··· EXERCISE INPUT

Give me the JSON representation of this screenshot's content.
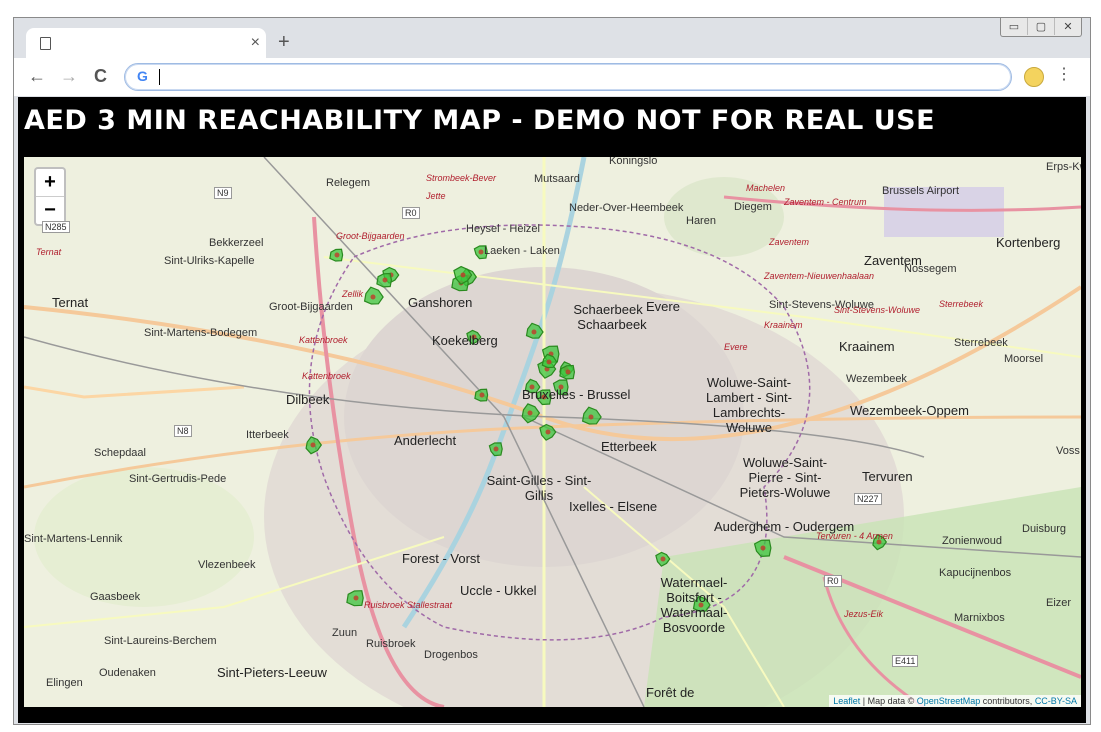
{
  "browser": {
    "tab_close": "×",
    "new_tab": "+",
    "back": "←",
    "forward": "→",
    "reload": "C",
    "omnibox_icon": "G",
    "menu": "⋮",
    "window_controls": [
      "▭",
      "▢",
      "✕"
    ]
  },
  "page": {
    "title": "AED 3 MIN REACHABILITY MAP - DEMO NOT FOR REAL USE"
  },
  "map": {
    "zoom_in": "+",
    "zoom_out": "−",
    "attribution": {
      "leaflet": "Leaflet",
      "mid": " | Map data © ",
      "osm": "OpenStreetMap",
      "contrib": " contributors, ",
      "license": "CC-BY-SA"
    },
    "place_labels": [
      {
        "text": "Koningslo",
        "cls": ""
      },
      {
        "text": "Erps-Kwe",
        "cls": ""
      },
      {
        "text": "Relegem",
        "cls": ""
      },
      {
        "text": "Strombeek-Bever",
        "cls": "red"
      },
      {
        "text": "Mutsaard",
        "cls": ""
      },
      {
        "text": "Machelen",
        "cls": "red"
      },
      {
        "text": "Brussels Airport",
        "cls": ""
      },
      {
        "text": "Jette",
        "cls": "red"
      },
      {
        "text": "Neder-Over-Heembeek",
        "cls": ""
      },
      {
        "text": "Diegem",
        "cls": ""
      },
      {
        "text": "Zaventem - Centrum",
        "cls": "red"
      },
      {
        "text": "Haren",
        "cls": ""
      },
      {
        "text": "Bekkerzeel",
        "cls": ""
      },
      {
        "text": "Groot-Bijgaarden",
        "cls": "red"
      },
      {
        "text": "Heysel - Heizel",
        "cls": ""
      },
      {
        "text": "Zaventem",
        "cls": "red"
      },
      {
        "text": "Kortenberg",
        "cls": "big"
      },
      {
        "text": "Sint-Ulriks-Kapelle",
        "cls": ""
      },
      {
        "text": "Laeken - Laken",
        "cls": ""
      },
      {
        "text": "Zaventem",
        "cls": "big"
      },
      {
        "text": "Ternat",
        "cls": "red"
      },
      {
        "text": "Zaventem-Nieuwenhaalaan",
        "cls": "red"
      },
      {
        "text": "Nossegem",
        "cls": ""
      },
      {
        "text": "Ternat",
        "cls": "big"
      },
      {
        "text": "Zellik",
        "cls": "red"
      },
      {
        "text": "Groot-Bijgaarden",
        "cls": ""
      },
      {
        "text": "Ganshoren",
        "cls": "big"
      },
      {
        "text": "Schaerbeek - Schaarbeek",
        "cls": "big"
      },
      {
        "text": "Evere",
        "cls": "big"
      },
      {
        "text": "Sint-Stevens-Woluwe",
        "cls": ""
      },
      {
        "text": "Sint-Stevens-Woluwe",
        "cls": "red"
      },
      {
        "text": "Sterrebeek",
        "cls": "red"
      },
      {
        "text": "Sint-Martens-Bodegem",
        "cls": ""
      },
      {
        "text": "Koekelberg",
        "cls": "big"
      },
      {
        "text": "Kraainem",
        "cls": "red"
      },
      {
        "text": "Kraainem",
        "cls": "big"
      },
      {
        "text": "Sterrebeek",
        "cls": ""
      },
      {
        "text": "Kattenbroek",
        "cls": "red"
      },
      {
        "text": "Evere",
        "cls": "red"
      },
      {
        "text": "Moorsel",
        "cls": ""
      },
      {
        "text": "Kattenbroek",
        "cls": "red"
      },
      {
        "text": "Woluwe-Saint-Lambert - Sint-Lambrechts-Woluwe",
        "cls": "big"
      },
      {
        "text": "Wezembeek",
        "cls": ""
      },
      {
        "text": "Bruxelles - Brussel",
        "cls": "big"
      },
      {
        "text": "Dilbeek",
        "cls": "big"
      },
      {
        "text": "Wezembeek-Oppem",
        "cls": "big"
      },
      {
        "text": "Itterbeek",
        "cls": ""
      },
      {
        "text": "Anderlecht",
        "cls": "big"
      },
      {
        "text": "Etterbeek",
        "cls": "big"
      },
      {
        "text": "Schepdaal",
        "cls": ""
      },
      {
        "text": "Woluwe-Saint-Pierre - Sint-Pieters-Woluwe",
        "cls": "big"
      },
      {
        "text": "Sint-Gertrudis-Pede",
        "cls": ""
      },
      {
        "text": "Saint-Gilles - Sint-Gillis",
        "cls": "big"
      },
      {
        "text": "Tervuren",
        "cls": "big"
      },
      {
        "text": "Ixelles - Elsene",
        "cls": "big"
      },
      {
        "text": "Auderghem - Oudergem",
        "cls": "big"
      },
      {
        "text": "Tervuren - 4 Armen",
        "cls": "red"
      },
      {
        "text": "Duisburg",
        "cls": ""
      },
      {
        "text": "Zonienwoud",
        "cls": ""
      },
      {
        "text": "Sint-Martens-Lennik",
        "cls": ""
      },
      {
        "text": "Vlezenbeek",
        "cls": ""
      },
      {
        "text": "Forest - Vorst",
        "cls": "big"
      },
      {
        "text": "Kapucijnenbos",
        "cls": ""
      },
      {
        "text": "Watermael-Boitsfort - Watermaal-Bosvoorde",
        "cls": "big"
      },
      {
        "text": "Uccle - Ukkel",
        "cls": "big"
      },
      {
        "text": "Gaasbeek",
        "cls": ""
      },
      {
        "text": "Ruisbroek Stallestraat",
        "cls": "red"
      },
      {
        "text": "Eizer",
        "cls": ""
      },
      {
        "text": "Marnixbos",
        "cls": ""
      },
      {
        "text": "Zuun",
        "cls": ""
      },
      {
        "text": "Jezus-Eik",
        "cls": "red"
      },
      {
        "text": "Sint-Laureins-Berchem",
        "cls": ""
      },
      {
        "text": "Ruisbroek",
        "cls": ""
      },
      {
        "text": "Drogenbos",
        "cls": ""
      },
      {
        "text": "Oudenaken",
        "cls": ""
      },
      {
        "text": "Sint-Pieters-Leeuw",
        "cls": "big"
      },
      {
        "text": "Elingen",
        "cls": ""
      },
      {
        "text": "Forêt de",
        "cls": "big"
      },
      {
        "text": "Voss",
        "cls": ""
      }
    ],
    "road_labels": [
      "N9",
      "R0",
      "N285",
      "N8",
      "N227",
      "R0",
      "E411"
    ],
    "aed_count": 38
  }
}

······

Return all the entries word for word, but omit any pictures they contain.

*FULL ANSWER*:
Give me the JSON representation of this screenshot's content.
{
  "browser": {
    "tab_close": "×",
    "new_tab": "+",
    "back": "←",
    "forward": "→",
    "reload": "C",
    "omnibox_icon": "G",
    "menu": "⋮",
    "window_controls": [
      "▭",
      "▢",
      "✕"
    ]
  },
  "page": {
    "title": "AED 3 MIN REACHABILITY MAP - DEMO NOT FOR REAL USE"
  },
  "map": {
    "zoom_in": "+",
    "zoom_out": "−",
    "attribution": {
      "leaflet": "Leaflet",
      "mid": " | Map data © ",
      "osm": "OpenStreetMap",
      "contrib": " contributors, ",
      "license": "CC-BY-SA"
    },
    "place_labels": [
      {
        "text": "Koningslo",
        "cls": ""
      },
      {
        "text": "Erps-Kwe",
        "cls": ""
      },
      {
        "text": "Relegem",
        "cls": ""
      },
      {
        "text": "Strombeek-Bever",
        "cls": "red"
      },
      {
        "text": "Mutsaard",
        "cls": ""
      },
      {
        "text": "Machelen",
        "cls": "red"
      },
      {
        "text": "Brussels Airport",
        "cls": ""
      },
      {
        "text": "Jette",
        "cls": "red"
      },
      {
        "text": "Neder-Over-Heembeek",
        "cls": ""
      },
      {
        "text": "Diegem",
        "cls": ""
      },
      {
        "text": "Zaventem - Centrum",
        "cls": "red"
      },
      {
        "text": "Haren",
        "cls": ""
      },
      {
        "text": "Bekkerzeel",
        "cls": ""
      },
      {
        "text": "Groot-Bijgaarden",
        "cls": "red"
      },
      {
        "text": "Heysel - Heizel",
        "cls": ""
      },
      {
        "text": "Zaventem",
        "cls": "red"
      },
      {
        "text": "Kortenberg",
        "cls": "big"
      },
      {
        "text": "Sint-Ulriks-Kapelle",
        "cls": ""
      },
      {
        "text": "Laeken - Laken",
        "cls": ""
      },
      {
        "text": "Zaventem",
        "cls": "big"
      },
      {
        "text": "Ternat",
        "cls": "red"
      },
      {
        "text": "Zaventem-Nieuwenhaalaan",
        "cls": "red"
      },
      {
        "text": "Nossegem",
        "cls": ""
      },
      {
        "text": "Ternat",
        "cls": "big"
      },
      {
        "text": "Zellik",
        "cls": "red"
      },
      {
        "text": "Groot-Bijgaarden",
        "cls": ""
      },
      {
        "text": "Ganshoren",
        "cls": "big"
      },
      {
        "text": "Schaerbeek - Schaarbeek",
        "cls": "big"
      },
      {
        "text": "Evere",
        "cls": "big"
      },
      {
        "text": "Sint-Stevens-Woluwe",
        "cls": ""
      },
      {
        "text": "Sint-Stevens-Woluwe",
        "cls": "red"
      },
      {
        "text": "Sterrebeek",
        "cls": "red"
      },
      {
        "text": "Sint-Martens-Bodegem",
        "cls": ""
      },
      {
        "text": "Koekelberg",
        "cls": "big"
      },
      {
        "text": "Kraainem",
        "cls": "red"
      },
      {
        "text": "Kraainem",
        "cls": "big"
      },
      {
        "text": "Sterrebeek",
        "cls": ""
      },
      {
        "text": "Kattenbroek",
        "cls": "red"
      },
      {
        "text": "Evere",
        "cls": "red"
      },
      {
        "text": "Moorsel",
        "cls": ""
      },
      {
        "text": "Kattenbroek",
        "cls": "red"
      },
      {
        "text": "Woluwe-Saint-Lambert - Sint-Lambrechts-Woluwe",
        "cls": "big"
      },
      {
        "text": "Wezembeek",
        "cls": ""
      },
      {
        "text": "Bruxelles - Brussel",
        "cls": "big"
      },
      {
        "text": "Dilbeek",
        "cls": "big"
      },
      {
        "text": "Wezembeek-Oppem",
        "cls": "big"
      },
      {
        "text": "Itterbeek",
        "cls": ""
      },
      {
        "text": "Anderlecht",
        "cls": "big"
      },
      {
        "text": "Etterbeek",
        "cls": "big"
      },
      {
        "text": "Schepdaal",
        "cls": ""
      },
      {
        "text": "Woluwe-Saint-Pierre - Sint-Pieters-Woluwe",
        "cls": "big"
      },
      {
        "text": "Sint-Gertrudis-Pede",
        "cls": ""
      },
      {
        "text": "Saint-Gilles - Sint-Gillis",
        "cls": "big"
      },
      {
        "text": "Tervuren",
        "cls": "big"
      },
      {
        "text": "Ixelles - Elsene",
        "cls": "big"
      },
      {
        "text": "Auderghem - Oudergem",
        "cls": "big"
      },
      {
        "text": "Tervuren - 4 Armen",
        "cls": "red"
      },
      {
        "text": "Duisburg",
        "cls": ""
      },
      {
        "text": "Zonienwoud",
        "cls": ""
      },
      {
        "text": "Sint-Martens-Lennik",
        "cls": ""
      },
      {
        "text": "Vlezenbeek",
        "cls": ""
      },
      {
        "text": "Forest - Vorst",
        "cls": "big"
      },
      {
        "text": "Kapucijnenbos",
        "cls": ""
      },
      {
        "text": "Watermael-Boitsfort - Watermaal-Bosvoorde",
        "cls": "big"
      },
      {
        "text": "Uccle - Ukkel",
        "cls": "big"
      },
      {
        "text": "Gaasbeek",
        "cls": ""
      },
      {
        "text": "Ruisbroek Stallestraat",
        "cls": "red"
      },
      {
        "text": "Eizer",
        "cls": ""
      },
      {
        "text": "Marnixbos",
        "cls": ""
      },
      {
        "text": "Zuun",
        "cls": ""
      },
      {
        "text": "Jezus-Eik",
        "cls": "red"
      },
      {
        "text": "Sint-Laureins-Berchem",
        "cls": ""
      },
      {
        "text": "Ruisbroek",
        "cls": ""
      },
      {
        "text": "Drogenbos",
        "cls": ""
      },
      {
        "text": "Oudenaken",
        "cls": ""
      },
      {
        "text": "Sint-Pieters-Leeuw",
        "cls": "big"
      },
      {
        "text": "Elingen",
        "cls": ""
      },
      {
        "text": "Forêt de",
        "cls": "big"
      },
      {
        "text": "Voss",
        "cls": ""
      }
    ],
    "road_labels": [
      "N9",
      "R0",
      "N285",
      "N8",
      "N227",
      "R0",
      "E411"
    ],
    "aed_count": 38
  }
}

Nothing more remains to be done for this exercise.